WHAT THE EXERCISE ASKS
Repeat the whole of the data, keeping every detail the same.

EXTRACTED DATA
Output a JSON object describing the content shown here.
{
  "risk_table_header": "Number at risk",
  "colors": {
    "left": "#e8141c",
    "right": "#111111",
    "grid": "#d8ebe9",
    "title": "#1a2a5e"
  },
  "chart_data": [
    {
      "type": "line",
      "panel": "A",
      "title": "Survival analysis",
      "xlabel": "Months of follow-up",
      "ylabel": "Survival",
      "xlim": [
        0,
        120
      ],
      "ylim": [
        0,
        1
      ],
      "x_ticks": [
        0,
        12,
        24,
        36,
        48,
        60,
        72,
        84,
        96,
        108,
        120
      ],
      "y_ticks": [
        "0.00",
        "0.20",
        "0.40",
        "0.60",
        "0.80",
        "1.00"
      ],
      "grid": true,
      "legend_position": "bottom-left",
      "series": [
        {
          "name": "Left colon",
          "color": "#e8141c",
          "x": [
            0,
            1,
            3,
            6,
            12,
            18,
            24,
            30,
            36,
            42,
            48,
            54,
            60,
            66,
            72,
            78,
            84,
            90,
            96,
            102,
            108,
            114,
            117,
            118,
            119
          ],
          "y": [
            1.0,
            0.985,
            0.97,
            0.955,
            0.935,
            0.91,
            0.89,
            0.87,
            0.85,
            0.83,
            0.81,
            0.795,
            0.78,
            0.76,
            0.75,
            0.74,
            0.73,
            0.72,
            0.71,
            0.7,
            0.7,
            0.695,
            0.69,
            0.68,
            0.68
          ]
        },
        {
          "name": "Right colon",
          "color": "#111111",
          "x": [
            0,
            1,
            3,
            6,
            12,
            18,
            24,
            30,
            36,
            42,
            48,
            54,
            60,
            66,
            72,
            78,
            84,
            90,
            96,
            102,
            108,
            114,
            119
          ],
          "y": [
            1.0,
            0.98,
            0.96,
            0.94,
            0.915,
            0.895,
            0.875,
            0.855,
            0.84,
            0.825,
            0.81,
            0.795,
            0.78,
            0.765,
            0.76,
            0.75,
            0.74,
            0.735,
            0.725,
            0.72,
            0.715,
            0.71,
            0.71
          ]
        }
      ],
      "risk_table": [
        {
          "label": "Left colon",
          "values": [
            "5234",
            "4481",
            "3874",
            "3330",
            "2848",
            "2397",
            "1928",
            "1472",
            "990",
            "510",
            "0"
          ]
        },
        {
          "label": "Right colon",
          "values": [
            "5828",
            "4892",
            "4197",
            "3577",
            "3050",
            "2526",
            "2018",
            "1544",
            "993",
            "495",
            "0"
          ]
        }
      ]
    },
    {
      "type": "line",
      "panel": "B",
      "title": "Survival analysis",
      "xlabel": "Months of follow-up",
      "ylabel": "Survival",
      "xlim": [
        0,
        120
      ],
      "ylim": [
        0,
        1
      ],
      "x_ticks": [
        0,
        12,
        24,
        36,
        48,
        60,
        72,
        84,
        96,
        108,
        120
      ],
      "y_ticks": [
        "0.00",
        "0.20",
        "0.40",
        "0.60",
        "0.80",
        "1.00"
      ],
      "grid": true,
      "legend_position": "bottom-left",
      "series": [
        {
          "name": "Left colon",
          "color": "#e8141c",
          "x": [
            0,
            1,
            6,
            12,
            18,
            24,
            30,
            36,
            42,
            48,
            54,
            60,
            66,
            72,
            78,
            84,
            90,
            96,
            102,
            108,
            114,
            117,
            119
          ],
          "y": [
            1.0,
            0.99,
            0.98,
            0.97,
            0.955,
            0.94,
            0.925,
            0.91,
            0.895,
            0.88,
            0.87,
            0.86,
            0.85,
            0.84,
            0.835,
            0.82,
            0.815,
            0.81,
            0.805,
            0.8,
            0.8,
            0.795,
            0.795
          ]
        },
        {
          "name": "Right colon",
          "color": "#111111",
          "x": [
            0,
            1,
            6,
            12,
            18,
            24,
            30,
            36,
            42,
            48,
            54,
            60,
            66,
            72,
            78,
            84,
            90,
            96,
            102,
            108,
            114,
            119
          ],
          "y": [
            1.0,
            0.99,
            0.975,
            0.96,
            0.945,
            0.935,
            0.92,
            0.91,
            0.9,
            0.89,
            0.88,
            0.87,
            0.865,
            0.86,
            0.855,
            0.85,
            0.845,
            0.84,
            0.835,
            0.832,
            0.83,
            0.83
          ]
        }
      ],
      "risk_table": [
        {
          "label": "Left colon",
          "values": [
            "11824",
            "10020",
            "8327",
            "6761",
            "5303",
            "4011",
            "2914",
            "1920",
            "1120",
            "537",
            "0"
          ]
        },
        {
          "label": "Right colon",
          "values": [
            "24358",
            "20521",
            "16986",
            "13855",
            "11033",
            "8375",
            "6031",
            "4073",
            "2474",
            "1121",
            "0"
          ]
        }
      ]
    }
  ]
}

FULL ANSWER
Output a JSON object describing the content shown here.
{
  "risk_table_header": "Number at risk",
  "colors": {
    "left": "#e8141c",
    "right": "#111111",
    "grid": "#d8ebe9",
    "title": "#1a2a5e"
  },
  "chart_data": [
    {
      "type": "line",
      "panel": "A",
      "title": "Survival analysis",
      "xlabel": "Months of follow-up",
      "ylabel": "Survival",
      "xlim": [
        0,
        120
      ],
      "ylim": [
        0,
        1
      ],
      "x_ticks": [
        0,
        12,
        24,
        36,
        48,
        60,
        72,
        84,
        96,
        108,
        120
      ],
      "y_ticks": [
        "0.00",
        "0.20",
        "0.40",
        "0.60",
        "0.80",
        "1.00"
      ],
      "grid": true,
      "legend_position": "bottom-left",
      "series": [
        {
          "name": "Left colon",
          "color": "#e8141c",
          "x": [
            0,
            1,
            3,
            6,
            12,
            18,
            24,
            30,
            36,
            42,
            48,
            54,
            60,
            66,
            72,
            78,
            84,
            90,
            96,
            102,
            108,
            114,
            117,
            118,
            119
          ],
          "y": [
            1.0,
            0.985,
            0.97,
            0.955,
            0.935,
            0.91,
            0.89,
            0.87,
            0.85,
            0.83,
            0.81,
            0.795,
            0.78,
            0.76,
            0.75,
            0.74,
            0.73,
            0.72,
            0.71,
            0.7,
            0.7,
            0.695,
            0.69,
            0.68,
            0.68
          ]
        },
        {
          "name": "Right colon",
          "color": "#111111",
          "x": [
            0,
            1,
            3,
            6,
            12,
            18,
            24,
            30,
            36,
            42,
            48,
            54,
            60,
            66,
            72,
            78,
            84,
            90,
            96,
            102,
            108,
            114,
            119
          ],
          "y": [
            1.0,
            0.98,
            0.96,
            0.94,
            0.915,
            0.895,
            0.875,
            0.855,
            0.84,
            0.825,
            0.81,
            0.795,
            0.78,
            0.765,
            0.76,
            0.75,
            0.74,
            0.735,
            0.725,
            0.72,
            0.715,
            0.71,
            0.71
          ]
        }
      ],
      "risk_table": [
        {
          "label": "Left colon",
          "values": [
            "5234",
            "4481",
            "3874",
            "3330",
            "2848",
            "2397",
            "1928",
            "1472",
            "990",
            "510",
            "0"
          ]
        },
        {
          "label": "Right colon",
          "values": [
            "5828",
            "4892",
            "4197",
            "3577",
            "3050",
            "2526",
            "2018",
            "1544",
            "993",
            "495",
            "0"
          ]
        }
      ]
    },
    {
      "type": "line",
      "panel": "B",
      "title": "Survival analysis",
      "xlabel": "Months of follow-up",
      "ylabel": "Survival",
      "xlim": [
        0,
        120
      ],
      "ylim": [
        0,
        1
      ],
      "x_ticks": [
        0,
        12,
        24,
        36,
        48,
        60,
        72,
        84,
        96,
        108,
        120
      ],
      "y_ticks": [
        "0.00",
        "0.20",
        "0.40",
        "0.60",
        "0.80",
        "1.00"
      ],
      "grid": true,
      "legend_position": "bottom-left",
      "series": [
        {
          "name": "Left colon",
          "color": "#e8141c",
          "x": [
            0,
            1,
            6,
            12,
            18,
            24,
            30,
            36,
            42,
            48,
            54,
            60,
            66,
            72,
            78,
            84,
            90,
            96,
            102,
            108,
            114,
            117,
            119
          ],
          "y": [
            1.0,
            0.99,
            0.98,
            0.97,
            0.955,
            0.94,
            0.925,
            0.91,
            0.895,
            0.88,
            0.87,
            0.86,
            0.85,
            0.84,
            0.835,
            0.82,
            0.815,
            0.81,
            0.805,
            0.8,
            0.8,
            0.795,
            0.795
          ]
        },
        {
          "name": "Right colon",
          "color": "#111111",
          "x": [
            0,
            1,
            6,
            12,
            18,
            24,
            30,
            36,
            42,
            48,
            54,
            60,
            66,
            72,
            78,
            84,
            90,
            96,
            102,
            108,
            114,
            119
          ],
          "y": [
            1.0,
            0.99,
            0.975,
            0.96,
            0.945,
            0.935,
            0.92,
            0.91,
            0.9,
            0.89,
            0.88,
            0.87,
            0.865,
            0.86,
            0.855,
            0.85,
            0.845,
            0.84,
            0.835,
            0.832,
            0.83,
            0.83
          ]
        }
      ],
      "risk_table": [
        {
          "label": "Left colon",
          "values": [
            "11824",
            "10020",
            "8327",
            "6761",
            "5303",
            "4011",
            "2914",
            "1920",
            "1120",
            "537",
            "0"
          ]
        },
        {
          "label": "Right colon",
          "values": [
            "24358",
            "20521",
            "16986",
            "13855",
            "11033",
            "8375",
            "6031",
            "4073",
            "2474",
            "1121",
            "0"
          ]
        }
      ]
    }
  ]
}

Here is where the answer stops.